■ **What the exercise asks**:
Write out the listing exactly as it is given.

■ **Materials provided**:
-*-
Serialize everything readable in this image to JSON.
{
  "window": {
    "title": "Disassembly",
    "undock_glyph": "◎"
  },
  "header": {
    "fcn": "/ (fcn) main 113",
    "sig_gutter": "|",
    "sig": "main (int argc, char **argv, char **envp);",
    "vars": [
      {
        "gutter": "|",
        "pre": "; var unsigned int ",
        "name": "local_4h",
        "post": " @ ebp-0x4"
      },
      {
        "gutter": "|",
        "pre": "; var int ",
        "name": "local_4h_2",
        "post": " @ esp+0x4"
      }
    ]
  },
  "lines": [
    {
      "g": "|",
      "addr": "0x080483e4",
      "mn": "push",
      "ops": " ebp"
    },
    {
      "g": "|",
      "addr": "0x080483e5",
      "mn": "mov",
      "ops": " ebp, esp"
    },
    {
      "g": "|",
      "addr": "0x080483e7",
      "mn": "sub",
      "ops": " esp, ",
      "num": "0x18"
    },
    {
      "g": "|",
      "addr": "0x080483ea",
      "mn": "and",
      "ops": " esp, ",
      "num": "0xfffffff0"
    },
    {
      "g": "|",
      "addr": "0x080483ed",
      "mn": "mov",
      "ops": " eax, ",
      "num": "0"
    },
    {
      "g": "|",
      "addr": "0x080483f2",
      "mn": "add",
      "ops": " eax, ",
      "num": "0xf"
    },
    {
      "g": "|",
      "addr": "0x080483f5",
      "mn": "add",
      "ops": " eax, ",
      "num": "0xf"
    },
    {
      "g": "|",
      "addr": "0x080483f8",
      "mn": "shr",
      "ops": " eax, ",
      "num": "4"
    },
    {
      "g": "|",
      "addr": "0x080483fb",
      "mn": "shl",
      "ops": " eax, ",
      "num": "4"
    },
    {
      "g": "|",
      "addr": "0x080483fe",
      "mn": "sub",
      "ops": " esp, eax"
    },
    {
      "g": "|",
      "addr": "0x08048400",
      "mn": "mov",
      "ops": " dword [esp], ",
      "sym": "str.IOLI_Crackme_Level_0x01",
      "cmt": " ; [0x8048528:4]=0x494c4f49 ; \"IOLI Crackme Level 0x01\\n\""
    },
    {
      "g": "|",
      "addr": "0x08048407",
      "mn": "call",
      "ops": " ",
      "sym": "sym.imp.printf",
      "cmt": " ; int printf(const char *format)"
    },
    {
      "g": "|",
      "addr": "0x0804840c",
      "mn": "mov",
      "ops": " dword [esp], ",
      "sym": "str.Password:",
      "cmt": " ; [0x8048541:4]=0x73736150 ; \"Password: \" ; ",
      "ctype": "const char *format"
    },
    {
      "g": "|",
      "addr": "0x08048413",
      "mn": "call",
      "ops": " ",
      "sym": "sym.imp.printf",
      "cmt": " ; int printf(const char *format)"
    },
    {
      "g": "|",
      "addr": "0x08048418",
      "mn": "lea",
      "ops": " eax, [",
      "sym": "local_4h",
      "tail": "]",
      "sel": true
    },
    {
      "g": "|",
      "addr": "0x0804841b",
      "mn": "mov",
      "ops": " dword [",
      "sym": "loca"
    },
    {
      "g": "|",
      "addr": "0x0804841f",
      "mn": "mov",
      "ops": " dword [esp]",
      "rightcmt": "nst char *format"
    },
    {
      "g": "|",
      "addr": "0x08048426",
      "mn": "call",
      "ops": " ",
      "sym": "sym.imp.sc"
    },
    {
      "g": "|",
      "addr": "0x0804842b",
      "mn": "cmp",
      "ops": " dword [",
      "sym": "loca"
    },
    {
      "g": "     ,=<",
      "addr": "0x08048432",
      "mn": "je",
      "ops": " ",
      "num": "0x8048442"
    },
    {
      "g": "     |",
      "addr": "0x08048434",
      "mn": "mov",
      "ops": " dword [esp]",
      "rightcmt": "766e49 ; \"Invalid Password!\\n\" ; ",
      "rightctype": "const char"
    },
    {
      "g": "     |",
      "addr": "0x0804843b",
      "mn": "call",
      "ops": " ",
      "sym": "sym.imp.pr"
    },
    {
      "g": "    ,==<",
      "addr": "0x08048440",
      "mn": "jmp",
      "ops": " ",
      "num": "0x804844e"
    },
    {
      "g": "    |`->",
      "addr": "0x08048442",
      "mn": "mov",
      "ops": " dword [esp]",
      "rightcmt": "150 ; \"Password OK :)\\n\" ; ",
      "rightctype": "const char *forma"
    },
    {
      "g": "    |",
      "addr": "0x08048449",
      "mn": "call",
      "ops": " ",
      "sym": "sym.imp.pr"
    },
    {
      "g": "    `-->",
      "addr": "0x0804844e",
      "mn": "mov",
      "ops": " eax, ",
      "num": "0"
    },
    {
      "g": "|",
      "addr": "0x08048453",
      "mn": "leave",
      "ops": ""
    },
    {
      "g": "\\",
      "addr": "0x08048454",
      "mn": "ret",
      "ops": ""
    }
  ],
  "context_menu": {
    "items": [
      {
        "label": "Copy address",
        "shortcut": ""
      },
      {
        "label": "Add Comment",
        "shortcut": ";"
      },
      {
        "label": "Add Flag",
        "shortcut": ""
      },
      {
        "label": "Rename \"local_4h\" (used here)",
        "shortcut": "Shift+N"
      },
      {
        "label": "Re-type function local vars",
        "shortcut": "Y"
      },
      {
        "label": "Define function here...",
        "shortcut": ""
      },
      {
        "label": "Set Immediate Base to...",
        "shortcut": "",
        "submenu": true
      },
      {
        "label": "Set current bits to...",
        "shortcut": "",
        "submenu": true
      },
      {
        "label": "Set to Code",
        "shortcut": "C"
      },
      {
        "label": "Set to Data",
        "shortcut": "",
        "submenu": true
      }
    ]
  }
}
-*-
■ **Response to the exercise**:
Serialize everything readable in this image to JSON.
{
  "window": {
    "title": "Disassembly",
    "undock_glyph": "◎"
  },
  "header": {
    "fcn": "/ (fcn) main 113",
    "sig_gutter": "|",
    "sig": "main (int argc, char **argv, char **envp);",
    "vars": [
      {
        "gutter": "|",
        "pre": "; var unsigned int ",
        "name": "local_4h",
        "post": " @ ebp-0x4"
      },
      {
        "gutter": "|",
        "pre": "; var int ",
        "name": "local_4h_2",
        "post": " @ esp+0x4"
      }
    ]
  },
  "lines": [
    {
      "g": "|",
      "addr": "0x080483e4",
      "mn": "push",
      "ops": " ebp"
    },
    {
      "g": "|",
      "addr": "0x080483e5",
      "mn": "mov",
      "ops": " ebp, esp"
    },
    {
      "g": "|",
      "addr": "0x080483e7",
      "mn": "sub",
      "ops": " esp, ",
      "num": "0x18"
    },
    {
      "g": "|",
      "addr": "0x080483ea",
      "mn": "and",
      "ops": " esp, ",
      "num": "0xfffffff0"
    },
    {
      "g": "|",
      "addr": "0x080483ed",
      "mn": "mov",
      "ops": " eax, ",
      "num": "0"
    },
    {
      "g": "|",
      "addr": "0x080483f2",
      "mn": "add",
      "ops": " eax, ",
      "num": "0xf"
    },
    {
      "g": "|",
      "addr": "0x080483f5",
      "mn": "add",
      "ops": " eax, ",
      "num": "0xf"
    },
    {
      "g": "|",
      "addr": "0x080483f8",
      "mn": "shr",
      "ops": " eax, ",
      "num": "4"
    },
    {
      "g": "|",
      "addr": "0x080483fb",
      "mn": "shl",
      "ops": " eax, ",
      "num": "4"
    },
    {
      "g": "|",
      "addr": "0x080483fe",
      "mn": "sub",
      "ops": " esp, eax"
    },
    {
      "g": "|",
      "addr": "0x08048400",
      "mn": "mov",
      "ops": " dword [esp], ",
      "sym": "str.IOLI_Crackme_Level_0x01",
      "cmt": " ; [0x8048528:4]=0x494c4f49 ; \"IOLI Crackme Level 0x01\\n\""
    },
    {
      "g": "|",
      "addr": "0x08048407",
      "mn": "call",
      "ops": " ",
      "sym": "sym.imp.printf",
      "cmt": " ; int printf(const char *format)"
    },
    {
      "g": "|",
      "addr": "0x0804840c",
      "mn": "mov",
      "ops": " dword [esp], ",
      "sym": "str.Password:",
      "cmt": " ; [0x8048541:4]=0x73736150 ; \"Password: \" ; ",
      "ctype": "const char *format"
    },
    {
      "g": "|",
      "addr": "0x08048413",
      "mn": "call",
      "ops": " ",
      "sym": "sym.imp.printf",
      "cmt": " ; int printf(const char *format)"
    },
    {
      "g": "|",
      "addr": "0x08048418",
      "mn": "lea",
      "ops": " eax, [",
      "sym": "local_4h",
      "tail": "]",
      "sel": true
    },
    {
      "g": "|",
      "addr": "0x0804841b",
      "mn": "mov",
      "ops": " dword [",
      "sym": "loca"
    },
    {
      "g": "|",
      "addr": "0x0804841f",
      "mn": "mov",
      "ops": " dword [esp]",
      "rightcmt": "nst char *format"
    },
    {
      "g": "|",
      "addr": "0x08048426",
      "mn": "call",
      "ops": " ",
      "sym": "sym.imp.sc"
    },
    {
      "g": "|",
      "addr": "0x0804842b",
      "mn": "cmp",
      "ops": " dword [",
      "sym": "loca"
    },
    {
      "g": "     ,=<",
      "addr": "0x08048432",
      "mn": "je",
      "ops": " ",
      "num": "0x8048442"
    },
    {
      "g": "     |",
      "addr": "0x08048434",
      "mn": "mov",
      "ops": " dword [esp]",
      "rightcmt": "766e49 ; \"Invalid Password!\\n\" ; ",
      "rightctype": "const char"
    },
    {
      "g": "     |",
      "addr": "0x0804843b",
      "mn": "call",
      "ops": " ",
      "sym": "sym.imp.pr"
    },
    {
      "g": "    ,==<",
      "addr": "0x08048440",
      "mn": "jmp",
      "ops": " ",
      "num": "0x804844e"
    },
    {
      "g": "    |`->",
      "addr": "0x08048442",
      "mn": "mov",
      "ops": " dword [esp]",
      "rightcmt": "150 ; \"Password OK :)\\n\" ; ",
      "rightctype": "const char *forma"
    },
    {
      "g": "    |",
      "addr": "0x08048449",
      "mn": "call",
      "ops": " ",
      "sym": "sym.imp.pr"
    },
    {
      "g": "    `-->",
      "addr": "0x0804844e",
      "mn": "mov",
      "ops": " eax, ",
      "num": "0"
    },
    {
      "g": "|",
      "addr": "0x08048453",
      "mn": "leave",
      "ops": ""
    },
    {
      "g": "\\",
      "addr": "0x08048454",
      "mn": "ret",
      "ops": ""
    }
  ],
  "context_menu": {
    "items": [
      {
        "label": "Copy address",
        "shortcut": ""
      },
      {
        "label": "Add Comment",
        "shortcut": ";"
      },
      {
        "label": "Add Flag",
        "shortcut": ""
      },
      {
        "label": "Rename \"local_4h\" (used here)",
        "shortcut": "Shift+N"
      },
      {
        "label": "Re-type function local vars",
        "shortcut": "Y"
      },
      {
        "label": "Define function here...",
        "shortcut": ""
      },
      {
        "label": "Set Immediate Base to...",
        "shortcut": "",
        "submenu": true
      },
      {
        "label": "Set current bits to...",
        "shortcut": "",
        "submenu": true
      },
      {
        "label": "Set to Code",
        "shortcut": "C"
      },
      {
        "label": "Set to Data",
        "shortcut": "",
        "submenu": true
      }
    ]
  }
}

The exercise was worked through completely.